- Text section

** BEGIN **

Dr. Dagotto studies models for Strongly Correlated Electrons, mainly using computational techniques such as the Monte Carlo and Lanczos methods, and several others. The focus in recent years have been on the analysis of the physics of High Temperature Superconductors and Colossal Magnetoresistance Manganites, as well as other materials of the transition metal oxide family. In addition, work in the context of Complexity in Correlated Electrons has recently started, showing that these hard compounds have a soft electronic component. Moreover, the expertise gathered in the study of correlated systems has been recently transfered to the analysis of transport in nanostructures where these correlations play a fundamental role, such as in quantum dots and small molecules. Near future developments include the study of time dependent Density Matrix Renormalization Group techniques to analyze transport in the presence of a finite bias voltage. In the area of low-dimensional electronic systems, the emphasis will be on the influence of phonons and quenched disorder on the properties of the system. The web page of Dr. Dagotto's group is at http://sces.phys.utk.edu/. Dagotto is also part of the Theory Group at the Condensed Matter Sciences Division of Oak Ridge National Laboratory, and his group will soon be located at the Spallation Neutron Source, next to the ORNL Nanocenter.
Dr. Eguiluz does calculations on many-body excitations in real metals. He calculates collective response systems using actual wave functions for metals. These computationally intense methods require parallel codes on vectorized computers. He also keeps abreast of recent advances in many-body theory, an interest he shares with Dr. Quinn.
Dr. Moreo has focused her research on the study of systems of Strongly Correlated Electrons, using a variety of many-body techniques including the use of computational methods. She recently introduced a phenomenological model to study High Temperature Superconductors, that captures the generation of stripes as observed experimentally. Recent efforts have included phonons in the simulations. Previous work also addressed the physics of CMR manganites and several spin systems. Currently she is devoting part of her time into the analysis of charge transport in correlated nanoscale systems. Her research web page is located at http://sces.phys.utk.edu/. She is also part of the Theory Group at the Condensed Matter Sciences Division of Oak Ridge National Laboratory, and her group will soon be located at the Spallation Neutron Source, next to the ORNL Nanocenter.
In addition to many-body theory, Dr. Quinn's interests encompass electronic structure, electron-electron and electron phonon interactions, superconductivity, magnetism, transport properties, nanostructures, magnetic semiconductors, strongly interacting two dimensional systems, quantum phase transitions, quantum Hall effect, composite Fermions, and collective excitations. [Dr. Quinn's Page]
Dr. Zhang's research areas are in theoretical condensed
matter physics, surface physics, and materials science. He uses a variety
of theoretical/computational approaches to investigate various surface
dynamical phenomena and fundamental mechanisms of pattern formation and
thin film growth.

** END **

Data records:
** BEGIN **

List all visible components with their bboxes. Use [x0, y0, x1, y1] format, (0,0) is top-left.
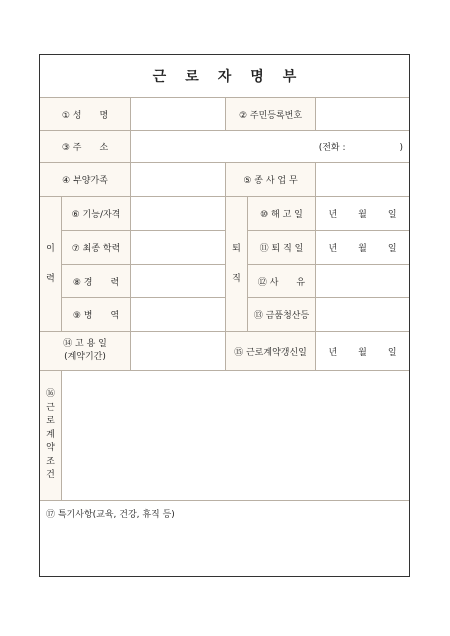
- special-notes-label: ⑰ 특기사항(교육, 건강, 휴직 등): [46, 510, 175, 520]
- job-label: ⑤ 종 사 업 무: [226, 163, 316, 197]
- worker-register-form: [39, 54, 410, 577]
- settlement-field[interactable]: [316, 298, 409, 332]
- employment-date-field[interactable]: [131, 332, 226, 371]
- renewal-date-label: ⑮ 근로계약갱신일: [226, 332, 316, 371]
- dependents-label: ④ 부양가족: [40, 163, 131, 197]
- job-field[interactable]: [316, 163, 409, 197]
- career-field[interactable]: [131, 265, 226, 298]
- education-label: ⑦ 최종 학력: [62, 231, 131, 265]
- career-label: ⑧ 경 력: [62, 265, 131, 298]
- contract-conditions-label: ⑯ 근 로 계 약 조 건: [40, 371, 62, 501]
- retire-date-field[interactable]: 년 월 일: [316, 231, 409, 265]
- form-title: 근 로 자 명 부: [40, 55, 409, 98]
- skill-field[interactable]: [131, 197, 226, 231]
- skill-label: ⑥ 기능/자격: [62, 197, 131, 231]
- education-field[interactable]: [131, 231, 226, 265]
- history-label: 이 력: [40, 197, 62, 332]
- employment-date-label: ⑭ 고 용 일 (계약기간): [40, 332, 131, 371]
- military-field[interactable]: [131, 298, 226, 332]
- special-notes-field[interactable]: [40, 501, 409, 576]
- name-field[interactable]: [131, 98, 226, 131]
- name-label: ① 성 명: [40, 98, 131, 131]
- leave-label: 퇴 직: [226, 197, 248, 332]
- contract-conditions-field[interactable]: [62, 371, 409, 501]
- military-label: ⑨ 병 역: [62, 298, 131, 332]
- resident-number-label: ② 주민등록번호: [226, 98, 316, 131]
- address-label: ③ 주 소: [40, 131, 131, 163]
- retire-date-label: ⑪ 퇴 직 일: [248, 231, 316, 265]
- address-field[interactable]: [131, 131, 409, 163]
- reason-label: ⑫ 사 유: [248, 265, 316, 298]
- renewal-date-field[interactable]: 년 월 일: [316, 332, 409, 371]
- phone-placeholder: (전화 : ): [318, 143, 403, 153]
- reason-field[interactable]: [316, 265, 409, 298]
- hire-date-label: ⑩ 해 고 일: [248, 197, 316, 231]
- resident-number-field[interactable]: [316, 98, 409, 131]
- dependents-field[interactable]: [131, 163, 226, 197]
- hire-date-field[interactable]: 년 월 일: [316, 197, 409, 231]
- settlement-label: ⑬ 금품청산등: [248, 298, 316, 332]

** END **

- What you need to do
(1) Answer these questions using the research descriptions:
(a) Which computational techniques does Dr. Dagotto mainly use?
(b) What do Dr. Eguiluz's computationally intense methods require?
(c) What does the phenomenological model introduced by Dr. Moreo capture?
(2) Arrange the lines of the records starting at the line that contains "- special-notes-label: ⑰" and ending at the line that contains "- settlement-field[interactable]: [316, 298, 409, 332]" as a JSON list of strings, one string per line.

- Replies
(1)
(a) The Monte Carlo and Lanczos methods, and several others.
(b) Parallel codes on vectorized computers.
(c) The generation of stripes as observed experimentally.

(2)
[
  "- special-notes-label: ⑰ 특기사항(교육, 건강, 휴직 등): [46, 510, 175, 520]",
  "- job-label: ⑤ 종 사 업 무: [226, 163, 316, 197]",
  "- worker-register-form: [39, 54, 410, 577]",
  "- settlement-field[interactable]: [316, 298, 409, 332]"
]